• **Required work**
In the entries that follow, find each line with the word "horaires" and copy it.

Source records:
----------

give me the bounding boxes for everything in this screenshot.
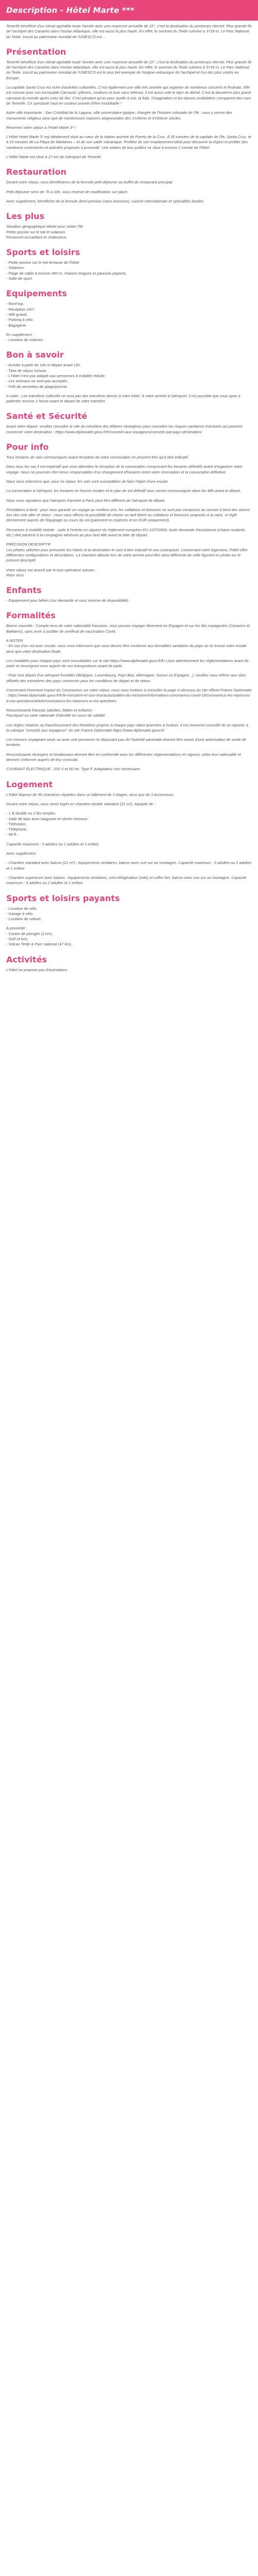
list-item: - Télévision. [6, 821, 27, 826]
formalites-paragraph: Passeport ou carte nationale d'identité en cours de validité. [6, 713, 106, 718]
logement-paragraph: L'hôtel dispose de 95 chambres réparties dans un bâtiment de 3 étages, ainsi que de 3 ascenseurs. [6, 792, 175, 797]
enfants-line: - Equipement pour bébés (sur demande et sous réserve de disponibilité). [6, 598, 130, 603]
equipements-extra-list [6, 332, 252, 343]
logement-list [6, 811, 252, 837]
list-item: - Petite piscine sur le toit-terrasse de l'hôtel. [6, 260, 80, 265]
list-item: - Bagagerie. [6, 323, 27, 328]
presentation-paragraph: L'Hôtel Marte est situé à 27 km de l'aéroport de Tenerife. [6, 155, 102, 160]
pour-info-paragraph: Les photos utilisées pour présenter les hôtels et la destination le sont à titre indicatif et non contractuel. Concernant votre logement, l'hôtel offre différentes configurations et décorations. La chambre allouée lors de votre arrivée peut-être ainsi différente de celle figurant en photo sur le présent descriptif. [6, 547, 248, 563]
formalites-subheading: A NOTER [6, 638, 23, 643]
bon-savoir-heading: Bon à savoir [6, 350, 64, 360]
logement-supplement: - Chambre supérieure avec balcon : équipements similaires, mini-réfrigérateur (vide) et coffre fort, balcon avec vue sur ou montagne. Capacité maximum : 3 adultes ou 2 adultes et 1 enfant. [6, 875, 247, 886]
presentation-paragraph: Autre ville importante : San Cristóbal de la Laguna, ville universitaire typique, chargée de l'histoire coloniale de l'île ; vous y verrez des monuments religieux ainsi que de nombreuses maisons seigneuriales des XVIIème et XVIIIème siècles. [6, 110, 232, 121]
title-banner [0, 0, 258, 21]
formalites-paragraph: COURANT ÉLECTRIQUE : 220 V et 50 Hz. Type F. Adaptateur non nécessaire. [6, 767, 141, 772]
list-item: - Réception 24/7. [6, 307, 36, 312]
pour-info-subheading: PRÉCISION DESCRIPTIF [6, 542, 51, 547]
list-item: - Garage à vélo. [6, 911, 34, 916]
formalites-heading: Formalités [6, 611, 56, 621]
presentation-paragraph: Réservez votre séjour à l'Hotel Marte 3* ! [6, 125, 76, 130]
pour-info-paragraph: Nous vous signalons que l'aéroport d'arrivée à Paris peut être différent de l'aéroport de départ. [6, 498, 166, 503]
bon-savoir-list [6, 363, 252, 389]
logement-supplement-title: Avec supplément : [6, 851, 38, 856]
proximite-list [6, 926, 252, 947]
activites-line: L'hôtel ne propose pas d'animations. [6, 967, 68, 972]
restauration-paragraph: Durant votre séjour, vous bénéficierez de la formule petit déjeuner au buffet du restaurant principal. [6, 180, 173, 185]
list-item: - Location de voitures. [6, 337, 44, 343]
logement-capacity: Capacité maximum : 3 adultes ou 2 adultes et 1 enfant. [6, 841, 100, 846]
equipements-list [6, 301, 252, 328]
list-item: - Solarium. [6, 265, 25, 270]
activites-heading: Activités [6, 954, 47, 964]
list-item: - Les animaux ne sont pas acceptés. [6, 379, 69, 384]
list-item: Petite piscine sur le toit et solarium [6, 229, 66, 234]
pour-info-paragraph: La convocation à l'aéroport, les horaires en heures locales et le plan de vol définitif vous seront communiqués dans les 48h avant le départ. [6, 488, 241, 494]
list-item: - Location de voiture. [6, 917, 42, 922]
pour-info-paragraph: Tous horaires de vols communiqués avant réception de votre convocation ne peuvent être qu'à titre indicatif. [6, 455, 189, 460]
equipements-heading: Equipements [6, 289, 67, 299]
list-item: - Parking à vélo. [6, 317, 34, 323]
list-item: En supplément : [6, 332, 34, 337]
list-item: - L'hôtel n'est pas adapté aux personnes à mobilité réduite. [6, 373, 106, 378]
list-item: Personnel accueillant et chaleureux [6, 234, 67, 240]
pour-info-heading: Pour info [6, 442, 49, 452]
list-item: - 1 lit double ou 2 lits simples. [6, 811, 56, 816]
enfants-heading: Enfants [6, 585, 42, 596]
presentation-paragraph: L'Hôtel Hotel Marte 3* est idéalement situé au cœur de la station animée de Puerto de la Cruz. À 35 minutes de la capitale de l'île, Santa Cruz, et à 15 minutes de La Playa de Martiánez – et de son sable volcanique. Profitez de son emplacement idéal pour découvrir la région et profiter des nombreux commerces et activités proposés à proximité. Une station de bus publics se situe à environ 2 minute de l'hôtel. [6, 134, 251, 150]
page-title: Description - Hôtel Marte *** [6, 6, 135, 15]
formalites-paragraph: Les mineurs voyageant seuls ou avec une personne ne disposant pas de l'autorité parentale doivent être munis d'une autorisation de sortie de territoire. [6, 737, 247, 748]
formalites-paragraph: Les règles relatives au franchissement des frontières propres à chaque pays étant amenées à évoluer, il est vivement conseillé de se reporter à la rubrique "conseils aux voyageurs" du site France Diplomatie.https://www.diplomatie.gouv.fr/ [6, 722, 249, 733]
intro-paragraph: Tenerife bénéficie d'un climat agréable toute l'année avec une moyenne annuelle de 22°, c'est la destination du printemps éternel. Plus grande île de l'archipel des Canaries dans l'océan Atlantique, elle est aussi la plus haute. En effet, le sommet du Teide culmine à 3718 m. Le Parc National du Teide, inscrit au patrimoine mondial de l'UNESCO est ... [6, 24, 252, 39]
list-item: - Centre de plongée (2 km). [6, 931, 53, 936]
sports-heading: Sports et loisirs [6, 247, 80, 258]
proximite-title: A proximité : [6, 926, 27, 931]
sports-list [6, 260, 252, 281]
presentation-paragraph: Tenerife bénéficie d'un climat agréable toute l'année avec une moyenne annuelle de 22°, c'est la destination du printemps éternel. Plus grande île de l'archipel des Canaries dans l'océan Atlantique, elle est aussi la plus haute. En effet, le sommet du Teide culmine à 3718 m. Le Parc National du Teide, inscrit au patrimoine mondial de l'UNESCO est le plus bel exemple de l'origine volcanique de l'archipel et l'un des plus visités en Europe. [6, 59, 252, 80]
restauration-heading: Restauration [6, 167, 67, 177]
sante-heading: Santé et Sécurité [6, 411, 87, 421]
list-item: - Salle de sport. [6, 276, 33, 281]
logement-paragraph: Durant votre séjour, vous serez logés en chambre double standard (21 m²), équipée de : [6, 801, 155, 806]
sports-payants-list [6, 906, 252, 922]
pour-info-paragraph: Personnes à mobilité réduite : suite à l'entrée en vigueur du règlement européen EU 1107/2006, toute demande d'assistance (chaise roulante, etc.) doit parvenir à la compagnie aérienne au plus tard 48h avant la date de départ. [6, 527, 246, 538]
list-item: - Salle de bain avec baignoire et sèche-cheveux. [6, 816, 89, 821]
pour-info-paragraph: Nous vous informons que, pour ce séjour, les vols sont susceptibles de faire l'objet d'une escale. [6, 479, 169, 484]
formalites-paragraph: Ressortissants étrangers et binationaux devront être en conformité avec les différentes réglementations en vigueur, selon leur nationalité et devront s'informer auprès de leur consulat. [6, 752, 241, 762]
logement-supplement: - Chambre standard avec balcon (21 m²) : équipements similaires, balcon avec vue sur ou montagne. Capacité maximum : 3 adultes ou 2 adultes et 1 enfant. [6, 860, 252, 871]
sante-paragraph: Avant votre départ, veuillez consulter le site du ministère des Affaires étrangères pour connaître les risques sanitaires éventuels qui peuvent concerner votre destination : https://www.diplomatie.gouv.fr/fr/conseils-aux-voyageurs/conseils-par-pays-destination/ [6, 424, 243, 434]
list-item: - Téléphone. [6, 827, 28, 832]
restauration-paragraph: Petit déjeuner servi de 7h à 10h, sous réserve de modification sur place. [6, 189, 128, 194]
list-item: - Golf (4 km). [6, 936, 29, 941]
restauration-paragraph: Avec supplément, bénéficiez de la formule demi-pension (sans boissons), cuisine internationale et spécialités locales. [6, 198, 205, 204]
content [0, 21, 258, 973]
formalites-paragraph: Concernant l'éventuel impact du Coronavirus sur votre séjour, nous vous invitons à consulter la page ci-dessous du site officiel France Diplomatie : https://www.diplomatie.gouv.fr/fr/le-ministere-et-son-reseau/actualites-du-ministere/informations-coronavirus-covid-19/coronavirus-les-reponses-a-vos-questions/article/coronavirus-les-reponses-a-vos-questions [6, 688, 252, 703]
plus-list [6, 224, 252, 240]
presentation-paragraph: La capitale Santa Cruz est riche d'activités culturelles. C'est également une ville très animée qui organise de nombreux concerts et festivals. Elle est connue pour son incroyable Carnaval: rythmes, couleurs et luxe sans retenue, il est aussi coté le tigre du Brésil. C'est la deuxième plus grand carnaval du monde après celui de Rio. C'est pendant qu'un pour quelle à voir, la folie, l'imagination et les danses endiablées s'emparent des rues de Tenerife. Ce spectacle haut en couleur promet d'être inoubliable ! [6, 85, 251, 106]
logement-heading: Logement [6, 779, 53, 789]
list-item: - Wi-fi. [6, 832, 18, 837]
presentation-heading: Présentation [6, 46, 67, 57]
list-item: - Volcan Teide & Parc national (47 km). [6, 942, 72, 947]
pour-info-operator: Plein Vent [6, 572, 24, 578]
list-item: - Prêt de serviettes de plage/piscine. [6, 384, 68, 389]
list-item: - Taxe de séjour incluse. [6, 368, 47, 373]
sports-payants-heading: Sports et loisirs payants [6, 893, 120, 903]
formalites-paragraph: - Pour tout départ d'un aéroport frontalier (Belgique, Luxembourg, Pays-Bas, Allemagne, Suisse ou Espagne...), veuillez vous référer aux sites officiels des ministères des pays concernés pour les conditions de départ et de retour. [6, 673, 246, 683]
list-item: - Arrivée à partir de 14h et départ avant 12h. [6, 363, 82, 368]
list-item: - Wifi gratuit. [6, 312, 28, 317]
formalites-paragraph: Les modalités pour chaque pays sont consultables sur le site https://www.diplomatie.gouv.fr/fr/ Lisez attentivement les réglementations avant de partir et renseignez-vous auprès de vos transporteurs avant de partir. [6, 658, 249, 669]
formalites-paragraph: Bonne nouvelle : Compte tenu de votre nationalité française, vous pouvez voyager librement en Espagne et sur les îles espagnoles (Canaries et Baléares), sans avoir à justifier de certificat de vaccination Covid. [6, 623, 250, 634]
list-item: - Location de vélo. [6, 906, 38, 911]
formalites-paragraph: - En cas d'un vol avec escale, nous vous informons que vous devrez être conforme aux formalités sanitaires du pays où se trouve votre escale ainsi que votre destination finale. [6, 643, 247, 654]
list-item: - Plage de sable à environ 450 m, chaises longues et parasols payants. [6, 270, 127, 276]
pour-info-paragraph: Dans tous les cas il est impératif que vous attendiez la réception de la convocation comprenant les horaires définitifs avant d'organiser votre voyage. Nous ne pourrons être tenus responsables d'un changement d'horaires entre votre réservation et la convocation définitive. [6, 464, 243, 474]
bon-savoir-paragraph: A noter : Les transferts collectifs ne sont pas des transferts directs à votre hôtel. À votre arrivée à l'aéroport, il est possible que vous ayez à patienter environ 1 heure avant le départ de votre transfert. [6, 393, 240, 404]
list-item: Situation géographique idéale pour visiter l'île [6, 224, 83, 229]
pour-info-line: Votre séjour est assuré par le tour-opérateur suivant : [6, 567, 96, 572]
page [0, 0, 258, 973]
formalites-line: Ressortissants français (adultes, bébés et enfants) : [6, 707, 94, 713]
list-item: - Roof-top. [6, 301, 24, 307]
plus-heading: Les plus [6, 211, 44, 222]
pour-info-paragraph: Prestations à bord : pour vous garantir un voyage au meilleur prix, les collations et boissons ne sont pas comprises au service à bord des avions lors des vols aller et retour ; nous vous offrons la possibilité de choisir un tarif libéré ou collations et boissons proposés à la carte, si réglé directement auprès de l'équipage ou cours du vol (paiement en espèces et en EUR uniquement). [6, 507, 250, 523]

----------

• **Task result**
pour-info-paragraph: La convocation à l'aéroport, les horaires en heures locales et le plan de vol définitif vous seront communiqués dans les 48h avant le départ. [6, 488, 241, 494]
pour-info-paragraph: Tous horaires de vols communiqués avant réception de votre convocation ne peuvent être qu'à titre indicatif. [6, 455, 189, 460]
pour-info-paragraph: Dans tous les cas il est impératif que vous attendiez la réception de la convocation comprenant les horaires définitifs avant d'organiser votre voyage. Nous ne pourrons être tenus responsables d'un changement d'horaires entre votre réservation et la convocation définitive. [6, 464, 243, 474]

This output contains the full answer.